— Brief —
How many lines of the records below contain the word "greatest"? Answer with the number alone.

====

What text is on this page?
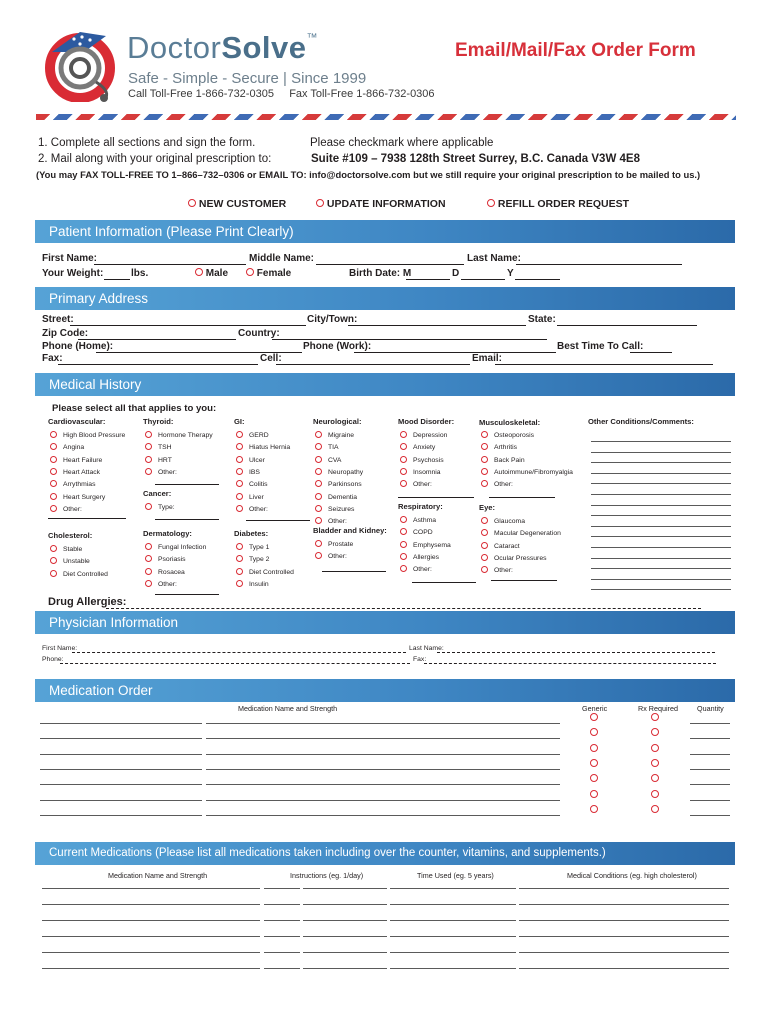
DoctorSolve™
Safe - Simple - Secure | Since 1999
Call Toll-Free 1-866-732-0305     Fax Toll-Free 1-866-732-0306
Email/Mail/Fax Order Form
1. Complete all sections and sign the form.	Please checkmark where applicable
2. Mail along with your original prescription to:	Suite #109 – 7938 128th Street Surrey, B.C. Canada V3W 4E8
(You may FAX TOLL-FREE TO 1–866–732–0306 or EMAIL TO: info@doctorsolve.com but we still require your original prescription to be mailed to us.)
NEW CUSTOMER	UPDATE INFORMATION	REFILL ORDER REQUEST
Patient Information (Please Print Clearly)
First Name:	Middle Name:	Last Name:
Your Weight:	lbs.	Male	Female	Birth Date: M	D	Y
Primary Address
Street:	City/Town:	State:
Zip Code:	Country:
Phone (Home):	Phone (Work):	Best Time To Call:
Fax:	Cell:	Email:
Medical History
Please select all that applies to you:
Cardiovascular:
High Blood Pressure
Angina
Heart Failure
Heart Attack
Arrythmias
Heart Surgery
Other:
Cholesterol:
Stable
Unstable
Diet Controlled
Thyroid:
Hormone Therapy
TSH
HRT
Other:
Cancer:
Type:
Dermatology:
Fungal Infection
Psoriasis
Rosacea
Other:
GI:
GERD
Hiatus Hernia
Ulcer
IBS
Colitis
Liver
Other:
Diabetes:
Type 1
Type 2
Diet Controlled
Insulin
Neurological:
Migraine
TIA
CVA
Neuropathy
Parkinsons
Dementia
Seizures
Other:
Bladder and Kidney:
Prostate
Other:
Mood Disorder:
Depression
Anxiety
Psychosis
Insomnia
Other:
Respiratory:
Asthma
COPD
Emphysema
Allergies
Other:
Musculoskeletal:
Osteoporosis
Arthritis
Back Pain
Autoimmune/Fibromyalgia
Other:
Eye:
Glaucoma
Macular Degeneration
Cataract
Ocular Pressures
Other:
Other Conditions/Comments:
Drug Allergies:
Physician Information
First Name:	Last Name:
Phone:	Fax:
Medication Order
Medication Name and Strength	Generic	Rx Required	Quantity
Current Medications (Please list all medications taken including over the counter, vitamins, and supplements.)
Medication Name and Strength	Instructions (eg. 1/day)	Time Used (eg. 5 years)	Medical Conditions (eg. high cholesterol)
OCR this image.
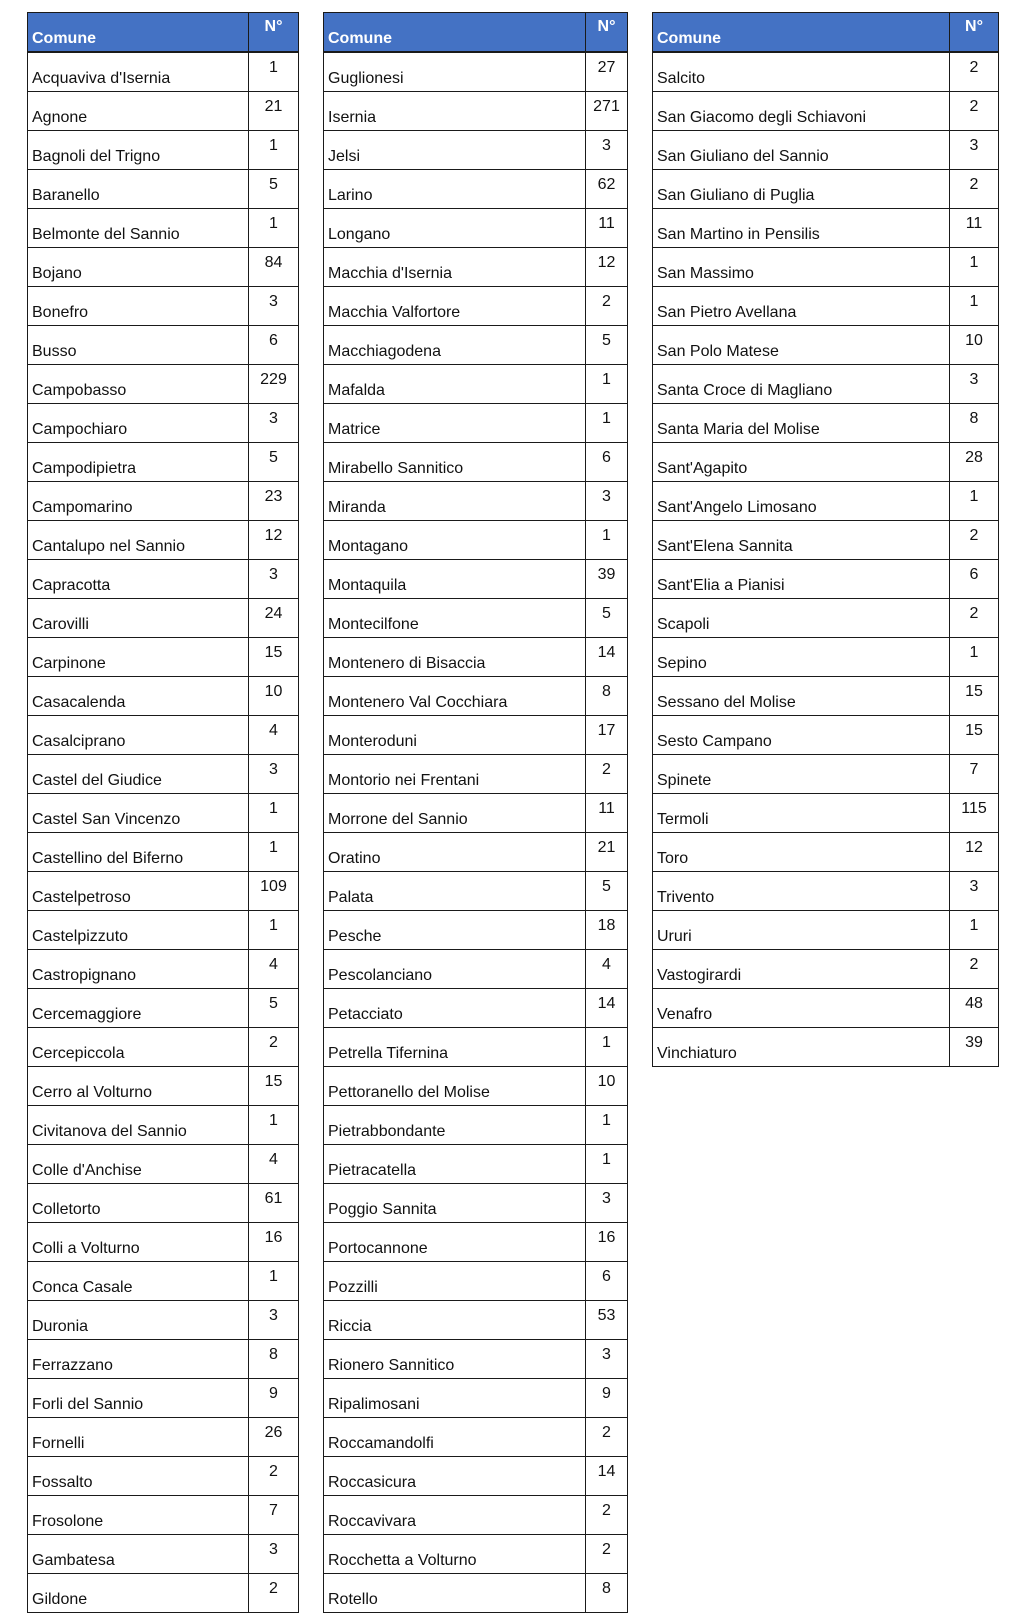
Comune	N°
Acquaviva d'Isernia	1
Agnone	21
Bagnoli del Trigno	1
Baranello	5
Belmonte del Sannio	1
Bojano	84
Bonefro	3
Busso	6
Campobasso	229
Campochiaro	3
Campodipietra	5
Campomarino	23
Cantalupo nel Sannio	12
Capracotta	3
Carovilli	24
Carpinone	15
Casacalenda	10
Casalciprano	4
Castel del Giudice	3
Castel San Vincenzo	1
Castellino del Biferno	1
Castelpetroso	109
Castelpizzuto	1
Castropignano	4
Cercemaggiore	5
Cercepiccola	2
Cerro al Volturno	15
Civitanova del Sannio	1
Colle d'Anchise	4
Colletorto	61
Colli a Volturno	16
Conca Casale	1
Duronia	3
Ferrazzano	8
Forli del Sannio	9
Fornelli	26
Fossalto	2
Frosolone	7
Gambatesa	3
Gildone	2
Comune	N°
Guglionesi	27
Isernia	271
Jelsi	3
Larino	62
Longano	11
Macchia d'Isernia	12
Macchia Valfortore	2
Macchiagodena	5
Mafalda	1
Matrice	1
Mirabello Sannitico	6
Miranda	3
Montagano	1
Montaquila	39
Montecilfone	5
Montenero di Bisaccia	14
Montenero Val Cocchiara	8
Monteroduni	17
Montorio nei Frentani	2
Morrone del Sannio	11
Oratino	21
Palata	5
Pesche	18
Pescolanciano	4
Petacciato	14
Petrella Tifernina	1
Pettoranello del Molise	10
Pietrabbondante	1
Pietracatella	1
Poggio Sannita	3
Portocannone	16
Pozzilli	6
Riccia	53
Rionero Sannitico	3
Ripalimosani	9
Roccamandolfi	2
Roccasicura	14
Roccavivara	2
Rocchetta a Volturno	2
Rotello	8
Comune	N°
Salcito	2
San Giacomo degli Schiavoni	2
San Giuliano del Sannio	3
San Giuliano di Puglia	2
San Martino in Pensilis	11
San Massimo	1
San Pietro Avellana	1
San Polo Matese	10
Santa Croce di Magliano	3
Santa Maria del Molise	8
Sant'Agapito	28
Sant'Angelo Limosano	1
Sant'Elena Sannita	2
Sant'Elia a Pianisi	6
Scapoli	2
Sepino	1
Sessano del Molise	15
Sesto Campano	15
Spinete	7
Termoli	115
Toro	12
Trivento	3
Ururi	1
Vastogirardi	2
Venafro	48
Vinchiaturo	39
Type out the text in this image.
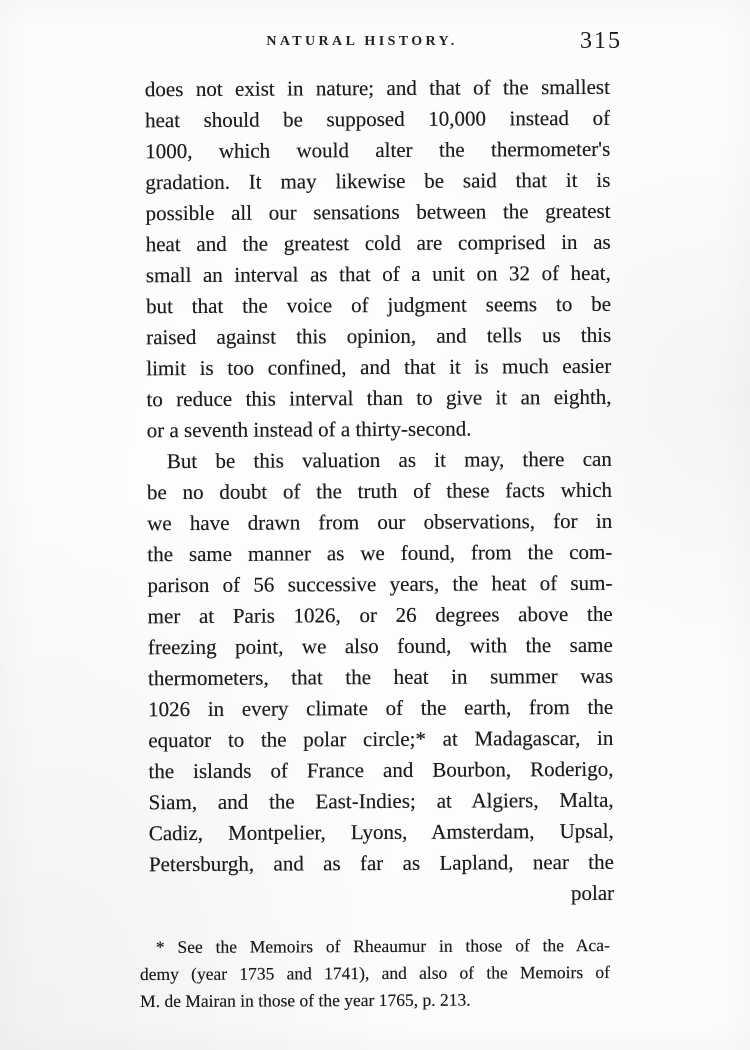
NATURAL HISTORY.	315
does not exist in nature; and that of the smallest
heat should be supposed 10,000 instead of
1000, which would alter the thermometer's
gradation. It may likewise be said that it is
possible all our sensations between the greatest
heat and the greatest cold are comprised in as
small an interval as that of a unit on 32 of heat,
but that the voice of judgment seems to be
raised against this opinion, and tells us this
limit is too confined, and that it is much easier
to reduce this interval than to give it an eighth,
or a seventh instead of a thirty-second.
But be this valuation as it may, there can
be no doubt of the truth of these facts which
we have drawn from our observations, for in
the same manner as we found, from the com-
parison of 56 successive years, the heat of sum-
mer at Paris 1026, or 26 degrees above the
freezing point, we also found, with the same
thermometers, that the heat in summer was
1026 in every climate of the earth, from the
equator to the polar circle;* at Madagascar, in
the islands of France and Bourbon, Roderigo,
Siam, and the East-Indies; at Algiers, Malta,
Cadiz, Montpelier, Lyons, Amsterdam, Upsal,
Petersburgh, and as far as Lapland, near the
polar
* See the Memoirs of Rheaumur in those of the Aca-
demy (year 1735 and 1741), and also of the Memoirs of
M. de Mairan in those of the year 1765, p. 213.
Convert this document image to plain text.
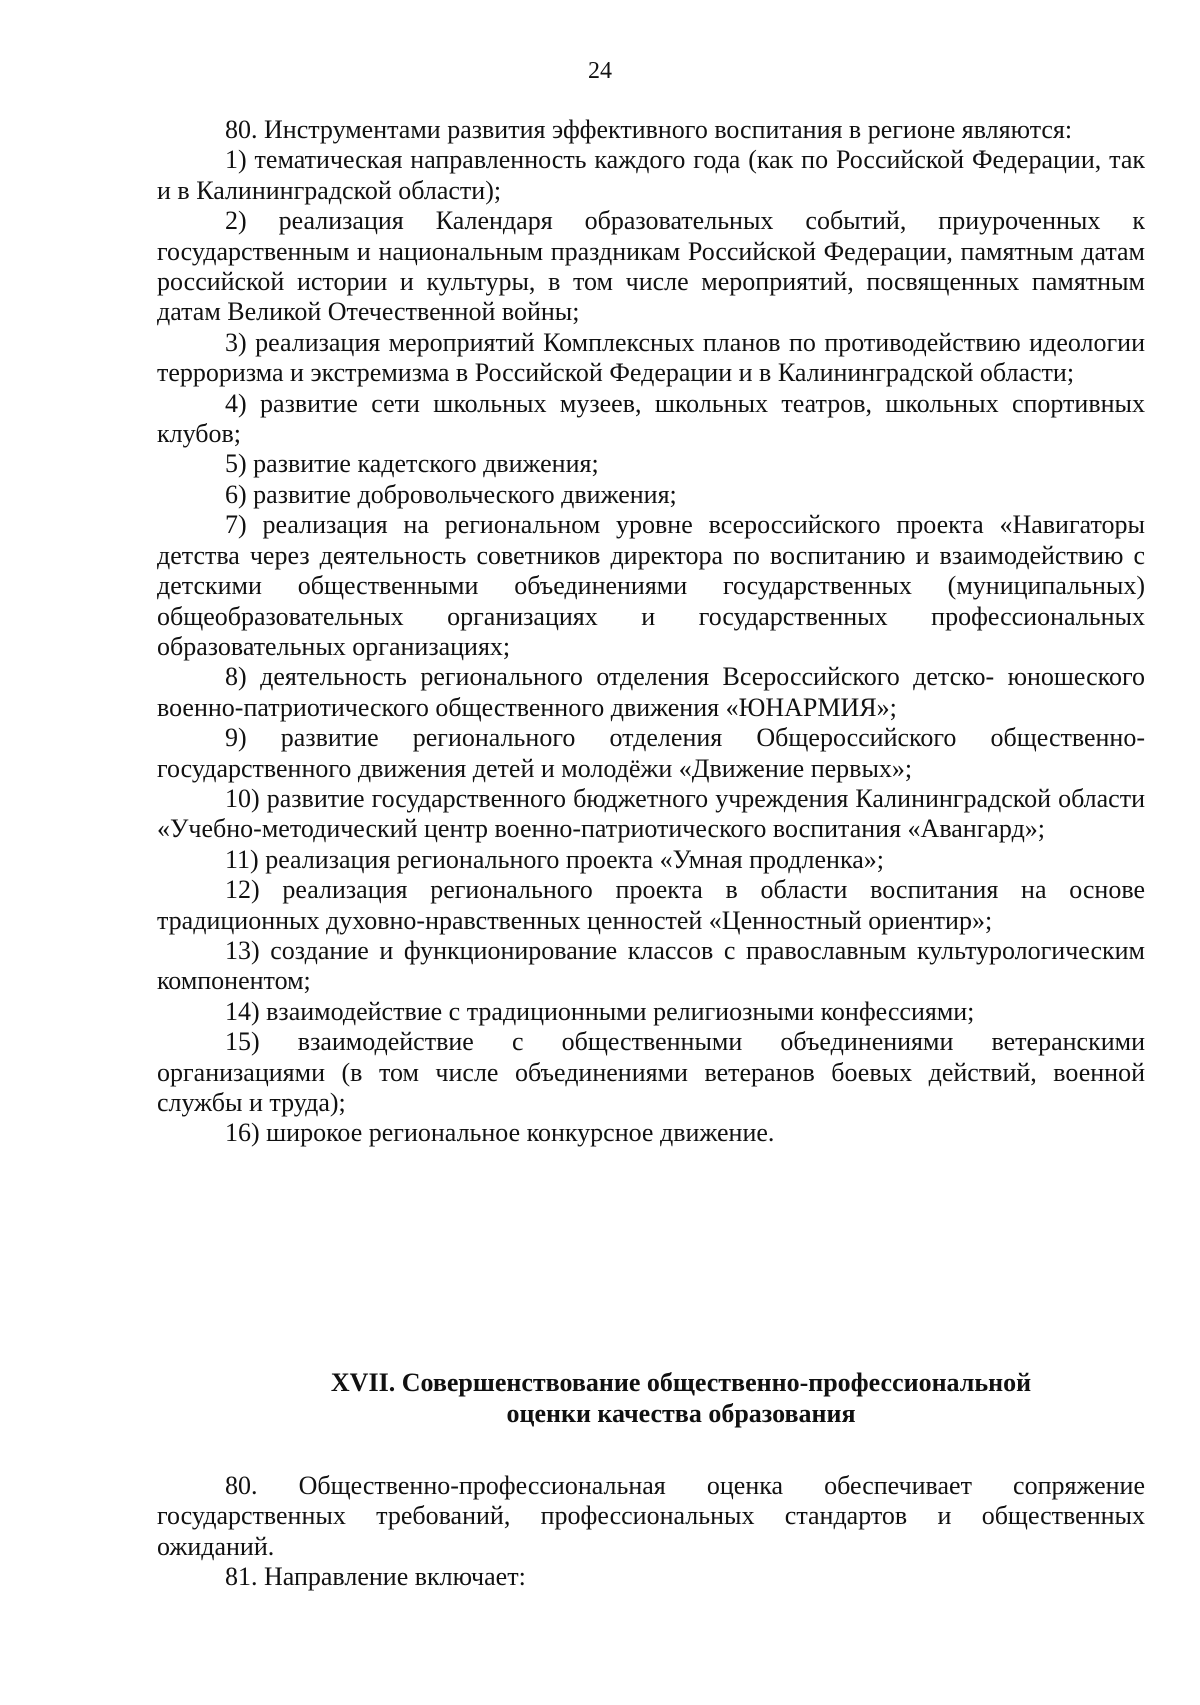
24

80. Инструментами развития эффективного воспитания в регионе являются:

1) тематическая направленность каждого года (как по Российской Федерации, так и в Калининградской области);

2) реализация Календаря образовательных событий, приуроченных к государственным и национальным праздникам Российской Федерации, памятным датам российской истории и культуры, в том числе мероприятий, посвященных памятным датам Великой Отечественной войны;

3) реализация мероприятий Комплексных планов по противодействию идеологии терроризма и экстремизма в Российской Федерации и в Калининградской области;

4) развитие сети школьных музеев, школьных театров, школьных спортивных клубов;

5) развитие кадетского движения;

6) развитие добровольческого движения;

7) реализация на региональном уровне всероссийского проекта «Навигаторы детства через деятельность советников директора по воспитанию и взаимодействию с детскими общественными объединениями государственных (муниципальных) общеобразовательных организациях и государственных профессиональных образовательных организациях;

8) деятельность регионального отделения Всероссийского детско- юношеского военно-патриотического общественного движения «ЮНАРМИЯ»;

9) развитие регионального отделения Общероссийского общественно-государственного движения детей и молодёжи «Движение первых»;

10) развитие государственного бюджетного учреждения Калининградской области «Учебно-методический центр военно-патриотического воспитания «Авангард»;

11) реализация регионального проекта «Умная продленка»;

12) реализация регионального проекта в области воспитания на основе традиционных духовно-нравственных ценностей «Ценностный ориентир»;

13) создание и функционирование классов с православным культурологическим компонентом;

14) взаимодействие с традиционными религиозными конфессиями;

15) взаимодействие с общественными объединениями ветеранскими организациями (в том числе объединениями ветеранов боевых действий, военной службы и труда);

16) широкое региональное конкурсное движение.

XVII. Совершенствование общественно-профессиональной
оценки качества образования

80. Общественно-профессиональная оценка обеспечивает сопряжение государственных требований, профессиональных стандартов и общественных ожиданий.

81. Направление включает:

====

— Task answer —
2